• **WHAT YOU ARE ASKED TO DO**
Copy every line of the records below word for word, changing nothing.

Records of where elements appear
╭──

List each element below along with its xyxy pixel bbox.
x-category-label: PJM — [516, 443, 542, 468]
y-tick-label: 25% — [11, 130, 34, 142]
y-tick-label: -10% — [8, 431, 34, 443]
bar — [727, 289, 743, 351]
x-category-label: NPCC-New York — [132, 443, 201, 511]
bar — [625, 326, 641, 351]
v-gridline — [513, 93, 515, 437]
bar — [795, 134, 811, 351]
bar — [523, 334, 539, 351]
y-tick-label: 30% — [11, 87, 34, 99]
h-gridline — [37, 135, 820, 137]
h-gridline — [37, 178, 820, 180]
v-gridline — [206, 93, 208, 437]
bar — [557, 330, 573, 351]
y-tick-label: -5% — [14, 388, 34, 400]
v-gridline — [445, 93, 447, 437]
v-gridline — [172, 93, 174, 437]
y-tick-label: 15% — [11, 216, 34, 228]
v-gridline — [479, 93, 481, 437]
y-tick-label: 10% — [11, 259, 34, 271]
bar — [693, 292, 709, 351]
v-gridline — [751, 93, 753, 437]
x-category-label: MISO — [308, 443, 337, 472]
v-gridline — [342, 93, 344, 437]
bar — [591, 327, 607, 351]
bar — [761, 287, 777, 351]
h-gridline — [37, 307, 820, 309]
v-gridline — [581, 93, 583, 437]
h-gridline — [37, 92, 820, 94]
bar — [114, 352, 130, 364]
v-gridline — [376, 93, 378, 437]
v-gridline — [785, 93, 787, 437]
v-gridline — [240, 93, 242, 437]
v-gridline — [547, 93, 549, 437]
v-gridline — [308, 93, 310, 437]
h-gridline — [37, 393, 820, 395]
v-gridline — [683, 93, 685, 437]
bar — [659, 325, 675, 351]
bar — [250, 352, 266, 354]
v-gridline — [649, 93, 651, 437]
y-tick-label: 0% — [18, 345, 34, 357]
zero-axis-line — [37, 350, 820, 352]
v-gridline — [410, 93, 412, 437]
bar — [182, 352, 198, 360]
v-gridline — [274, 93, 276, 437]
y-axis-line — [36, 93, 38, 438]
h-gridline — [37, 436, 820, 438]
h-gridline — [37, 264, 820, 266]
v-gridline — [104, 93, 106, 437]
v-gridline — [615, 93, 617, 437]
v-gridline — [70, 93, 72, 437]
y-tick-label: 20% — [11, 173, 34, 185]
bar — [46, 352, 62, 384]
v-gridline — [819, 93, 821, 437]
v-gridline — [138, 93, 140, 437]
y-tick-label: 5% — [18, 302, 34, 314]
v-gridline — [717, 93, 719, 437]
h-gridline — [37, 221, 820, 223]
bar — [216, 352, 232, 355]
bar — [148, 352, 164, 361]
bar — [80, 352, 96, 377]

╰──

• **FINISHED TASK**
List each element below along with its xyxy pixel bbox.
x-category-label: PJM — [516, 443, 542, 468]
y-tick-label: 25% — [11, 130, 34, 142]
y-tick-label: -10% — [8, 431, 34, 443]
bar — [727, 289, 743, 351]
x-category-label: NPCC-New York — [132, 443, 201, 511]
bar — [625, 326, 641, 351]
v-gridline — [513, 93, 515, 437]
bar — [795, 134, 811, 351]
bar — [523, 334, 539, 351]
y-tick-label: 30% — [11, 87, 34, 99]
h-gridline — [37, 135, 820, 137]
h-gridline — [37, 178, 820, 180]
v-gridline — [206, 93, 208, 437]
bar — [557, 330, 573, 351]
y-tick-label: -5% — [14, 388, 34, 400]
v-gridline — [445, 93, 447, 437]
v-gridline — [172, 93, 174, 437]
y-tick-label: 15% — [11, 216, 34, 228]
v-gridline — [479, 93, 481, 437]
y-tick-label: 10% — [11, 259, 34, 271]
bar — [693, 292, 709, 351]
v-gridline — [751, 93, 753, 437]
x-category-label: MISO — [308, 443, 337, 472]
v-gridline — [342, 93, 344, 437]
bar — [591, 327, 607, 351]
bar — [761, 287, 777, 351]
h-gridline — [37, 307, 820, 309]
v-gridline — [581, 93, 583, 437]
h-gridline — [37, 92, 820, 94]
bar — [114, 352, 130, 364]
v-gridline — [376, 93, 378, 437]
v-gridline — [785, 93, 787, 437]
v-gridline — [240, 93, 242, 437]
v-gridline — [547, 93, 549, 437]
v-gridline — [308, 93, 310, 437]
h-gridline — [37, 393, 820, 395]
v-gridline — [683, 93, 685, 437]
bar — [659, 325, 675, 351]
bar — [250, 352, 266, 354]
v-gridline — [649, 93, 651, 437]
y-tick-label: 0% — [18, 345, 34, 357]
zero-axis-line — [37, 350, 820, 352]
v-gridline — [410, 93, 412, 437]
bar — [182, 352, 198, 360]
v-gridline — [274, 93, 276, 437]
y-axis-line — [36, 93, 38, 438]
h-gridline — [37, 436, 820, 438]
h-gridline — [37, 264, 820, 266]
v-gridline — [104, 93, 106, 437]
v-gridline — [615, 93, 617, 437]
v-gridline — [70, 93, 72, 437]
y-tick-label: 20% — [11, 173, 34, 185]
bar — [46, 352, 62, 384]
v-gridline — [819, 93, 821, 437]
v-gridline — [138, 93, 140, 437]
y-tick-label: 5% — [18, 302, 34, 314]
v-gridline — [717, 93, 719, 437]
h-gridline — [37, 221, 820, 223]
bar — [216, 352, 232, 355]
bar — [148, 352, 164, 361]
bar — [80, 352, 96, 377]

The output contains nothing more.